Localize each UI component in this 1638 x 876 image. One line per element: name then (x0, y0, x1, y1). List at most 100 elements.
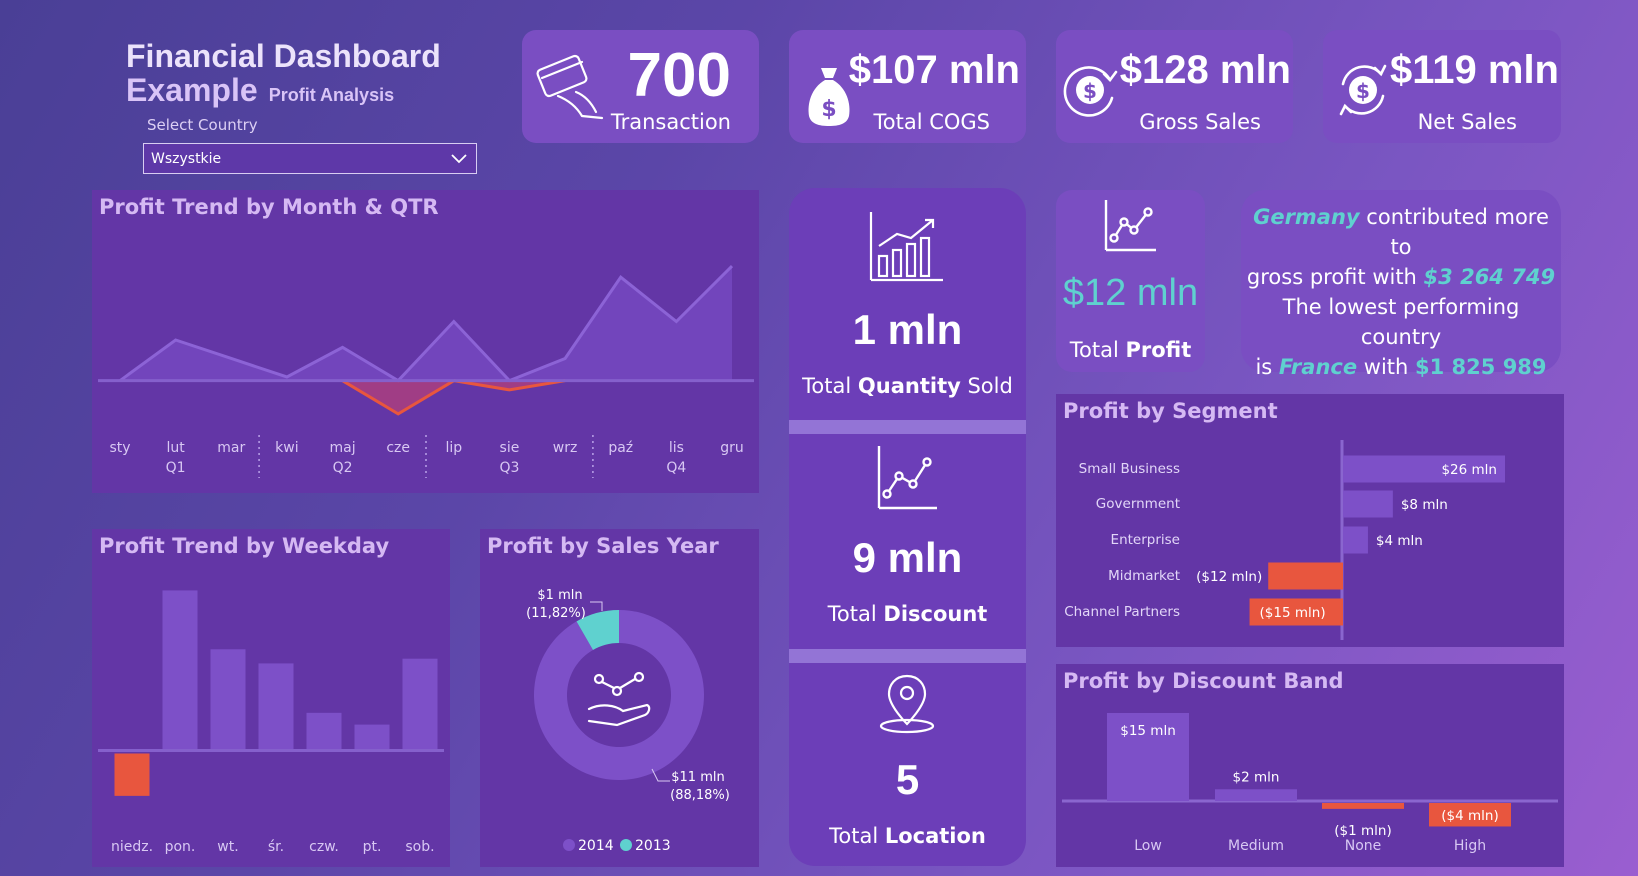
dashboard-title: Financial Dashboard (126, 40, 441, 72)
dollar-cycle-icon: $ (1063, 66, 1118, 117)
panel-segment: Profit by Segment Small Business $26 mln G… (1056, 394, 1564, 647)
band-value-1: $2 mln (1233, 769, 1280, 785)
month-label-4: maj (329, 440, 355, 456)
legend-marker-2013 (620, 839, 632, 851)
month-label-1: lut (167, 440, 186, 456)
legend-2014: 2014 (578, 838, 614, 854)
segment-bar-2 (1343, 526, 1368, 554)
bar-pt. (354, 724, 390, 751)
location-pin-icon (879, 674, 935, 734)
dashboard-title-2: Example Profit Analysis (126, 72, 394, 109)
band-bar-None (1322, 803, 1404, 809)
best-country: Germany (1253, 205, 1360, 229)
segment-bar-3 (1268, 562, 1343, 590)
total-discount-label: Total Discount (789, 602, 1026, 626)
kpi-transaction: 700 Transaction (522, 30, 759, 143)
kpi-transaction-value: 700 (627, 41, 731, 110)
insight-line-3: The lowest performing country (1282, 295, 1520, 349)
segment-value-4: ($15 mln) (1260, 605, 1326, 621)
svg-text:$: $ (1083, 79, 1097, 103)
quarter-label-Q2: Q2 (333, 460, 353, 476)
insight-text: Germany contributed more to gross profit… (1241, 202, 1561, 382)
label-2014-percent: (88,18%) (670, 788, 730, 803)
country-select-value: Wszystkie (151, 151, 222, 167)
segment-label-4: Channel Partners (1064, 604, 1180, 620)
total-quantity-label: Total Quantity Sold (789, 374, 1026, 398)
dollar-refresh-icon: $ (1339, 64, 1387, 116)
kpi-cogs-value: $107 mln (848, 48, 1020, 92)
total-discount-prefix: Total (827, 602, 884, 626)
segment-label-1: Government (1096, 496, 1180, 512)
kpi-net-sales-label: Net Sales (1417, 110, 1517, 134)
month-label-0: sty (109, 440, 130, 456)
segment-value-3: ($12 mln) (1196, 569, 1262, 585)
segment-chart: Small Business $26 mln Government $8 mln Ent… (1064, 440, 1505, 640)
weekday-label-0: niedz. (111, 839, 153, 855)
kpi-cogs: $ $107 mln Total COGS (789, 30, 1026, 143)
hand-network-icon (587, 671, 651, 727)
insight-text-5: with (1357, 355, 1416, 379)
band-value-0: $15 mln (1120, 723, 1176, 739)
chevron-down-icon (451, 154, 467, 164)
sales-year-chart: $1 mln (11,82%) $11 mln (88,18%) 2014 2013 (526, 588, 730, 854)
kpi-gross-sales: $ $128 mln Gross Sales (1056, 30, 1293, 143)
weekday-label-3: śr. (268, 839, 284, 855)
bar-sob. (402, 658, 438, 751)
month-label-2: mar (217, 440, 245, 456)
panel-sales-year: Profit by Sales Year $1 mln (11,82%) $11 m… (480, 529, 759, 867)
label-2014-value: $11 mln (671, 770, 724, 785)
quarter-label-Q1: Q1 (166, 460, 186, 476)
total-quantity-prefix: Total (802, 374, 858, 398)
total-profit-value: $12 mln (1062, 272, 1199, 314)
total-quantity-bold: Quantity (857, 374, 961, 398)
band-label-3: High (1454, 838, 1486, 854)
kpi-net-sales-value: $119 mln (1389, 48, 1559, 92)
bar-czw. (306, 712, 342, 751)
segment-bar-1 (1343, 490, 1393, 518)
insight-text-2: gross profit with (1246, 265, 1424, 289)
total-profit-card: $12 mln Total Profit (1056, 190, 1205, 372)
worst-value: $1 825 989 (1415, 355, 1547, 379)
insight-text-4: is (1255, 355, 1279, 379)
month-label-6: lip (445, 440, 462, 456)
segment-value-0: $26 mln (1441, 462, 1497, 478)
label-2013-percent: (11,82%) (526, 606, 586, 621)
bar-śr. (258, 663, 294, 751)
discount-band-chart: $15 mln Low $2 mln Medium ($1 mln)None ($4 ml… (1062, 713, 1558, 854)
trend-line-icon (1104, 200, 1156, 252)
legend-2013: 2013 (635, 838, 671, 854)
area-negative-cze (342, 380, 454, 414)
weekday-label-4: czw. (309, 839, 339, 855)
bar-wt. (210, 649, 246, 751)
kpi-cogs-label: Total COGS (873, 110, 990, 134)
total-quantity-value: 1 mln (852, 306, 963, 353)
band-bar-Medium (1215, 789, 1297, 801)
weekday-label-6: sob. (405, 839, 434, 855)
best-value: $3 264 749 (1423, 265, 1556, 289)
subtitle: Profit Analysis (268, 85, 395, 105)
kpi-gross-sales-label: Gross Sales (1139, 110, 1261, 134)
country-select[interactable]: Wszystkie (143, 143, 477, 174)
total-location-value: 5 (895, 756, 920, 803)
segment-label-2: Enterprise (1111, 532, 1180, 548)
total-discount-value: 9 mln (852, 534, 963, 581)
quarter-label-Q4: Q4 (666, 460, 686, 476)
weekday-label-2: wt. (217, 839, 238, 855)
panel-trend-weekday: Profit Trend by Weekday niedz. pon. wt. śr.… (92, 529, 450, 867)
country-select-label: Select Country (147, 116, 258, 134)
panel-discount-band: Profit by Discount Band $15 mln Low $2 mln… (1056, 664, 1564, 867)
worst-country: France (1278, 355, 1358, 379)
bar-pon. (162, 590, 198, 751)
insight-line-4: is France with $1 825 989 (1241, 352, 1561, 382)
bar-chart-growth-icon (869, 212, 943, 282)
kpi-transaction-label: Transaction (610, 110, 731, 134)
weekday-label-1: pon. (165, 839, 196, 855)
total-location-prefix: Total (829, 824, 885, 848)
total-location-label: Total Location (789, 824, 1026, 848)
line-chart-icon (877, 446, 937, 510)
month-label-5: cze (386, 440, 410, 456)
band-label-2: None (1345, 838, 1382, 854)
bar-niedz. (114, 753, 150, 796)
segment-value-1: $8 mln (1401, 497, 1448, 513)
band-label-0: Low (1134, 838, 1162, 854)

> [Exercise prompt]
Can you put the record lines from the one containing "dashboard-title: Financial Dashboard" through the one containing "month-label-1: lut (167, 440, 186, 456)", both included, into a Markdown table with a Row column for the row number and a Record line column for the line, skipping any blank lines?

> [Exercise solution]
| Row | Record line |
|---|---|
| 1 | dashboard-title: Financial Dashboard (126, 40, 441, 72) |
| 2 | dollar-cycle-icon: $ (1063, 66, 1118, 117) |
| 3 | panel-segment: Profit by Segment Small Business $26 mln G… (1056, 394, 1564, 647) |
| 4 | band-value-1: $2 mln (1233, 769, 1280, 785) |
| 5 | month-label-4: maj (329, 440, 355, 456) |
| 6 | legend-marker-2013 (620, 839, 632, 851) |
| 7 | month-label-1: lut (167, 440, 186, 456) |